▸ DATA PROVIDED
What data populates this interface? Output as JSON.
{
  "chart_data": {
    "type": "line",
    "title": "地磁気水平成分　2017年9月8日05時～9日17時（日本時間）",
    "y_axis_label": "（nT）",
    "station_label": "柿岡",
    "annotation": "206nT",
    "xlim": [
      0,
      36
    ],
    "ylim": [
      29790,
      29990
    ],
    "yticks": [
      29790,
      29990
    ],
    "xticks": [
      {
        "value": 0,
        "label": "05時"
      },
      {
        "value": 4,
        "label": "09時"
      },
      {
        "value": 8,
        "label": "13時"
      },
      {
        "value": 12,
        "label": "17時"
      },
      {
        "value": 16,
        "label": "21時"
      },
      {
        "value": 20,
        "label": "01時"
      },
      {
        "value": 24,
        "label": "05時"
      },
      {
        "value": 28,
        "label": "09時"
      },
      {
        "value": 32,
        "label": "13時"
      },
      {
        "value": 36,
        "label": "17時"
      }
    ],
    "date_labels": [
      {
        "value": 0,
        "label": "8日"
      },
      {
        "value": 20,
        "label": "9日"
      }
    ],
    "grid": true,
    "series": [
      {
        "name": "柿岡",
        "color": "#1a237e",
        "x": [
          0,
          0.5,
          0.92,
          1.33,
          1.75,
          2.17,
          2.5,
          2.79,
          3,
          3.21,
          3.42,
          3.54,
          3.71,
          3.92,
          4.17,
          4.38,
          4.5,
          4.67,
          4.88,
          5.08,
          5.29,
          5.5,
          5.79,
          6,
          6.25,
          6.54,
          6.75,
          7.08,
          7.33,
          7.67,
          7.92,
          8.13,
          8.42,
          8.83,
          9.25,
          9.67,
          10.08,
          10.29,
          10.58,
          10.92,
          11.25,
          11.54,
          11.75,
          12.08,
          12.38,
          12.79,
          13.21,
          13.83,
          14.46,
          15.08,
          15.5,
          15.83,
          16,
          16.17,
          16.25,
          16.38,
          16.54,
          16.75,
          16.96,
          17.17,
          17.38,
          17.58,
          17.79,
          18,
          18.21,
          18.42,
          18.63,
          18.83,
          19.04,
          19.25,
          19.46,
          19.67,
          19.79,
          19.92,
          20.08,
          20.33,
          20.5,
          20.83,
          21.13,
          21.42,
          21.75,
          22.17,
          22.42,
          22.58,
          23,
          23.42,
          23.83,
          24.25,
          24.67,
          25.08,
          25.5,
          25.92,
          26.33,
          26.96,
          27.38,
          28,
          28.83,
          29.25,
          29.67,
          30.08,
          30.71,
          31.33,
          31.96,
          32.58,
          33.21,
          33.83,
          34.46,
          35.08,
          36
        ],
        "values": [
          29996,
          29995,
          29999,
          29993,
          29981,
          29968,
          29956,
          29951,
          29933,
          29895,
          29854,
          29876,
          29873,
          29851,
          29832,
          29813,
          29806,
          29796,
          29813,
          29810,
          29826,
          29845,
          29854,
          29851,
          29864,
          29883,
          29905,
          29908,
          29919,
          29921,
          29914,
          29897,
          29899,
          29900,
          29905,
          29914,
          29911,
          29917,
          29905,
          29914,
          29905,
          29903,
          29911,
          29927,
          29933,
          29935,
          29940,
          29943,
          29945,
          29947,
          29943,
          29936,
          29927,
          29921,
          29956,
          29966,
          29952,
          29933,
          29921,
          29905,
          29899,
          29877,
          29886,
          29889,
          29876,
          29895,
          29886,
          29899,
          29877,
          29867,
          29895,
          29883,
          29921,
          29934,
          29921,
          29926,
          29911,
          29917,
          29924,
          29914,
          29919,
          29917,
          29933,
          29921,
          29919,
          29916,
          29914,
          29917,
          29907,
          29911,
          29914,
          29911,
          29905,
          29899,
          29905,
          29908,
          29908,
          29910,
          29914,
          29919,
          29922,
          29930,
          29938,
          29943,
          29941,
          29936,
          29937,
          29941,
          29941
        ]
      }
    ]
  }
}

▸ SHORT TASK
Set out the complete listing exactly as shown.

▸ TASK OUTPUT
What data populates this interface? Output as JSON.
{
  "chart_data": {
    "type": "line",
    "title": "地磁気水平成分　2017年9月8日05時～9日17時（日本時間）",
    "y_axis_label": "（nT）",
    "station_label": "柿岡",
    "annotation": "206nT",
    "xlim": [
      0,
      36
    ],
    "ylim": [
      29790,
      29990
    ],
    "yticks": [
      29790,
      29990
    ],
    "xticks": [
      {
        "value": 0,
        "label": "05時"
      },
      {
        "value": 4,
        "label": "09時"
      },
      {
        "value": 8,
        "label": "13時"
      },
      {
        "value": 12,
        "label": "17時"
      },
      {
        "value": 16,
        "label": "21時"
      },
      {
        "value": 20,
        "label": "01時"
      },
      {
        "value": 24,
        "label": "05時"
      },
      {
        "value": 28,
        "label": "09時"
      },
      {
        "value": 32,
        "label": "13時"
      },
      {
        "value": 36,
        "label": "17時"
      }
    ],
    "date_labels": [
      {
        "value": 0,
        "label": "8日"
      },
      {
        "value": 20,
        "label": "9日"
      }
    ],
    "grid": true,
    "series": [
      {
        "name": "柿岡",
        "color": "#1a237e",
        "x": [
          0,
          0.5,
          0.92,
          1.33,
          1.75,
          2.17,
          2.5,
          2.79,
          3,
          3.21,
          3.42,
          3.54,
          3.71,
          3.92,
          4.17,
          4.38,
          4.5,
          4.67,
          4.88,
          5.08,
          5.29,
          5.5,
          5.79,
          6,
          6.25,
          6.54,
          6.75,
          7.08,
          7.33,
          7.67,
          7.92,
          8.13,
          8.42,
          8.83,
          9.25,
          9.67,
          10.08,
          10.29,
          10.58,
          10.92,
          11.25,
          11.54,
          11.75,
          12.08,
          12.38,
          12.79,
          13.21,
          13.83,
          14.46,
          15.08,
          15.5,
          15.83,
          16,
          16.17,
          16.25,
          16.38,
          16.54,
          16.75,
          16.96,
          17.17,
          17.38,
          17.58,
          17.79,
          18,
          18.21,
          18.42,
          18.63,
          18.83,
          19.04,
          19.25,
          19.46,
          19.67,
          19.79,
          19.92,
          20.08,
          20.33,
          20.5,
          20.83,
          21.13,
          21.42,
          21.75,
          22.17,
          22.42,
          22.58,
          23,
          23.42,
          23.83,
          24.25,
          24.67,
          25.08,
          25.5,
          25.92,
          26.33,
          26.96,
          27.38,
          28,
          28.83,
          29.25,
          29.67,
          30.08,
          30.71,
          31.33,
          31.96,
          32.58,
          33.21,
          33.83,
          34.46,
          35.08,
          36
        ],
        "values": [
          29996,
          29995,
          29999,
          29993,
          29981,
          29968,
          29956,
          29951,
          29933,
          29895,
          29854,
          29876,
          29873,
          29851,
          29832,
          29813,
          29806,
          29796,
          29813,
          29810,
          29826,
          29845,
          29854,
          29851,
          29864,
          29883,
          29905,
          29908,
          29919,
          29921,
          29914,
          29897,
          29899,
          29900,
          29905,
          29914,
          29911,
          29917,
          29905,
          29914,
          29905,
          29903,
          29911,
          29927,
          29933,
          29935,
          29940,
          29943,
          29945,
          29947,
          29943,
          29936,
          29927,
          29921,
          29956,
          29966,
          29952,
          29933,
          29921,
          29905,
          29899,
          29877,
          29886,
          29889,
          29876,
          29895,
          29886,
          29899,
          29877,
          29867,
          29895,
          29883,
          29921,
          29934,
          29921,
          29926,
          29911,
          29917,
          29924,
          29914,
          29919,
          29917,
          29933,
          29921,
          29919,
          29916,
          29914,
          29917,
          29907,
          29911,
          29914,
          29911,
          29905,
          29899,
          29905,
          29908,
          29908,
          29910,
          29914,
          29919,
          29922,
          29930,
          29938,
          29943,
          29941,
          29936,
          29937,
          29941,
          29941
        ]
      }
    ]
  }
}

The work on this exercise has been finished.